### Exercises to complete
a: Substitute "storm" for "wave" throughout the passage of the piece on good-sad days between "And even if" and "what do you do?", inclusive, and write out the result.
b: Carry the piece on good-sad days forward from its final sentence.

--- Excerpted text Enclosed Below ---

This is about the good-sad days, a term I'm coining as of right this moment.
I have to say I've been having a lot of really good days lately. I've been busy and productive and enjoying most of everything that I've been doing. "Can't complain!" I've said again and again. I have so much to be excited about, so much to be grateful for.
Then last week, well, I had a really nice Thursday, and then I hit a wave. You know — you've probably experienced this too — when you see something that reminds you of something you feel is missing from your life or when a heavy thought you hadn't thought in so long suddenly pops into your mind like a really mean version of "the game" (as in... "you just lost the game" if you remember that ridiculous fad from a few years back).
And even if your day is good — even if your day is great! — there's the wave. It's approaching and it's surging in more quickly, maybe, than you'd expected, and now you have to react. So what do you do?

--- End of Enclosed Excerpted text ---
--- Dataset extract Enclosed Below ---

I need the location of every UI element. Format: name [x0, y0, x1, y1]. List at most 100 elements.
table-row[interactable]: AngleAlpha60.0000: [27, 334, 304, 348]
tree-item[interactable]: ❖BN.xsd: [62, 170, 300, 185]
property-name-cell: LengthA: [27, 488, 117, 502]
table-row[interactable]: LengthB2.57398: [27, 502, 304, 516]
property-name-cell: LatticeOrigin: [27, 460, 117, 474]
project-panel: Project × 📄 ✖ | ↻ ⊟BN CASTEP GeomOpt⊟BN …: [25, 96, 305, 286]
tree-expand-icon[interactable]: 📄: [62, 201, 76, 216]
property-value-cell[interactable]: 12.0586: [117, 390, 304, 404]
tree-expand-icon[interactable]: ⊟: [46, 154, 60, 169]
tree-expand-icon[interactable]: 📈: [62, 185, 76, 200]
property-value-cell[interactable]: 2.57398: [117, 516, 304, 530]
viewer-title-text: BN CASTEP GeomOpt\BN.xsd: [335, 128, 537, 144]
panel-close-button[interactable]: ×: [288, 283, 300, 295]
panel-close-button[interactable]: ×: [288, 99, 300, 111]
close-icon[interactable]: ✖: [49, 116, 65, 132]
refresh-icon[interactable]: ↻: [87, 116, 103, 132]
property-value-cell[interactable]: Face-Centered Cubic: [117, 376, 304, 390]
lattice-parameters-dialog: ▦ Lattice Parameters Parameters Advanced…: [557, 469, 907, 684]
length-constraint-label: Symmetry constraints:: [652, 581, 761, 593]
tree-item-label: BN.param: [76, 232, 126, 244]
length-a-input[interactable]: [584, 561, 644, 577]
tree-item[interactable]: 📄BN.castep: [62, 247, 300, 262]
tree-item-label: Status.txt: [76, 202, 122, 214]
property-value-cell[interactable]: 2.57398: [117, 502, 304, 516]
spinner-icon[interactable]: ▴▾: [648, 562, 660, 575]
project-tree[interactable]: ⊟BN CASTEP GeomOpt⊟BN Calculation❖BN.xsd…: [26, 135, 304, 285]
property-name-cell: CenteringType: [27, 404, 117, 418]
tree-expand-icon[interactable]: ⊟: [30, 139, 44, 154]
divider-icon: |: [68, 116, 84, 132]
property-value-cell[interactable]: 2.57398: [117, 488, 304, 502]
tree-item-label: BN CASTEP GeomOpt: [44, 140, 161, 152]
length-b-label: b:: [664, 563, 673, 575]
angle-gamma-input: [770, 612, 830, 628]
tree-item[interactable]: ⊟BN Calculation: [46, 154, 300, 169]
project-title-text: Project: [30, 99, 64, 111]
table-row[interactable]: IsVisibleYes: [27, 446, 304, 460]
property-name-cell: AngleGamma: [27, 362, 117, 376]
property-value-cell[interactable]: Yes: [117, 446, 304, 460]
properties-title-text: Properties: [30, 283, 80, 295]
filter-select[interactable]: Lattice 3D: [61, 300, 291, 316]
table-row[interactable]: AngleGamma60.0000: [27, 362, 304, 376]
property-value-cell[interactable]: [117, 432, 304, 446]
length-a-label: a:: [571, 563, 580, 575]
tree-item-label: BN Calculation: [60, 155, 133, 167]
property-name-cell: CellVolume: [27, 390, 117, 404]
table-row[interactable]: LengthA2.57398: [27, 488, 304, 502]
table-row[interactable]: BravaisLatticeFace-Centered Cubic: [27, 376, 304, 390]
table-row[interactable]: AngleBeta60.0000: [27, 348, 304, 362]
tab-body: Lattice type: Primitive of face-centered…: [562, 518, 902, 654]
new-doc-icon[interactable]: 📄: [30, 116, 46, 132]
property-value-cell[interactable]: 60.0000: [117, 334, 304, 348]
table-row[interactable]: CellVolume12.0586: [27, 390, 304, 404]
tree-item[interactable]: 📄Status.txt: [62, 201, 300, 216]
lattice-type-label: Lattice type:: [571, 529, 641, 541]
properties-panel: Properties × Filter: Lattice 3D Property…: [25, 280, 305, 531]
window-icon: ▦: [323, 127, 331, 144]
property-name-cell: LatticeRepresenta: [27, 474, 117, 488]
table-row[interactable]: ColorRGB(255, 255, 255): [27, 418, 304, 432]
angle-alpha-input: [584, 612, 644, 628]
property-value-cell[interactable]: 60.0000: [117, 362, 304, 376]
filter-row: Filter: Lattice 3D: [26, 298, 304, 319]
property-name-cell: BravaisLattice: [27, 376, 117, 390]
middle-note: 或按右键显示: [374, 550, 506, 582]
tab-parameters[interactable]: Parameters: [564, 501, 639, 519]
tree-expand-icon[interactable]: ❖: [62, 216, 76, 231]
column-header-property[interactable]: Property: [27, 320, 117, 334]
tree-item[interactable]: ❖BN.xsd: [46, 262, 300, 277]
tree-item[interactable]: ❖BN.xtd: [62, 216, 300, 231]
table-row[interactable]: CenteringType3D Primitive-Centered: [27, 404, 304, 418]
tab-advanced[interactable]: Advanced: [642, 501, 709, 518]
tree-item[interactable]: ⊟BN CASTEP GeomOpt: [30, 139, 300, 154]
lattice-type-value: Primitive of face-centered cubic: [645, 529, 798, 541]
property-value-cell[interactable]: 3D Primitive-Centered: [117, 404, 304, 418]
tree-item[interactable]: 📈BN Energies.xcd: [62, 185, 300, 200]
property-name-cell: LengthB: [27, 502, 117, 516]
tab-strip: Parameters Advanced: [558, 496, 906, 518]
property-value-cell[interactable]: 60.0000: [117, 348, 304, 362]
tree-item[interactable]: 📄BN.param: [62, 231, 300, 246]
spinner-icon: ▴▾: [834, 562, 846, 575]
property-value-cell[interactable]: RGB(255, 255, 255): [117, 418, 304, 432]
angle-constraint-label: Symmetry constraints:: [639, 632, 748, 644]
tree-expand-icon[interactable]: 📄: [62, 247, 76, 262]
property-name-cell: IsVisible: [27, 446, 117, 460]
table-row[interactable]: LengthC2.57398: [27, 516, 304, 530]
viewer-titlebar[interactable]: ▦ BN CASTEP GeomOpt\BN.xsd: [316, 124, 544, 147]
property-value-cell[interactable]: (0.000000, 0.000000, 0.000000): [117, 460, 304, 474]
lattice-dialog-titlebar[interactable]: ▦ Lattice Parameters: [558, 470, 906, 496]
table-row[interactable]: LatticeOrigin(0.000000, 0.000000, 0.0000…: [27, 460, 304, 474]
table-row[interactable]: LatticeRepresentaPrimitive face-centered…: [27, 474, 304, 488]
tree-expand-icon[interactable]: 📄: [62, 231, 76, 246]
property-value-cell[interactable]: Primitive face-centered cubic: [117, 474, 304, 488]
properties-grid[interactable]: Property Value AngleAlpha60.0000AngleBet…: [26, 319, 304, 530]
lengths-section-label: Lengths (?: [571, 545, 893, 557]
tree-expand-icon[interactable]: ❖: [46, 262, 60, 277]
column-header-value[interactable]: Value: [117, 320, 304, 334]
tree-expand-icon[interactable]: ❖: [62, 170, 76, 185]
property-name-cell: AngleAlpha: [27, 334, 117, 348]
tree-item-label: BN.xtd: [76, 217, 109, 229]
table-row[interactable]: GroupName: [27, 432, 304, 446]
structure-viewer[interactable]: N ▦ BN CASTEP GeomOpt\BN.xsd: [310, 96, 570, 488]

--- End of Enclosed Dataset extract ---

### Written answers
a:
And even if your day is good — even if your day is great! — there's the storm. It's approaching and it's surging in more quickly, maybe, than you'd expected, and now you have to react. So what do you do?

b:
Well, here's what I did. I told myself, "Nope. Nuh uh. No. Not happening. This was a good day. And I just don't care about this wave, it's not knocking me down, it's not touching my mood. I'm. still. good." Because I'm stubborn that way. (Anybody else out there?)
But, here's the thing. You can't really strong-arm your way out of a wave. So, even though I pushed the thought of its approach out of my mind for a while, all I really did was sort of flip a slow-motion switch.
I worked a lot on Friday. "Nope, I don't see a wave. All good." And then all day Saturday. "I'm good. I'm good. I'm cool." On Sunday and Monday, I really thought I'd passed through it. I got errands done with my roommate, I got really deep into illustrations I was really excited about; I felt... like yeah... I've totally got this. "Water feels great! Doesn't the water feel great?"
And then Tuesday. Lovely Tuesday. Tuesday was a particularly busy day. And a good one! I worked. I yoga-ed. I voluntarily socialized (which
is huge for this introvert). And when I got home that wave was just right there. Right there on the other side of my apartment door like, "Surprise." Except, it wasn't really a surprise at all.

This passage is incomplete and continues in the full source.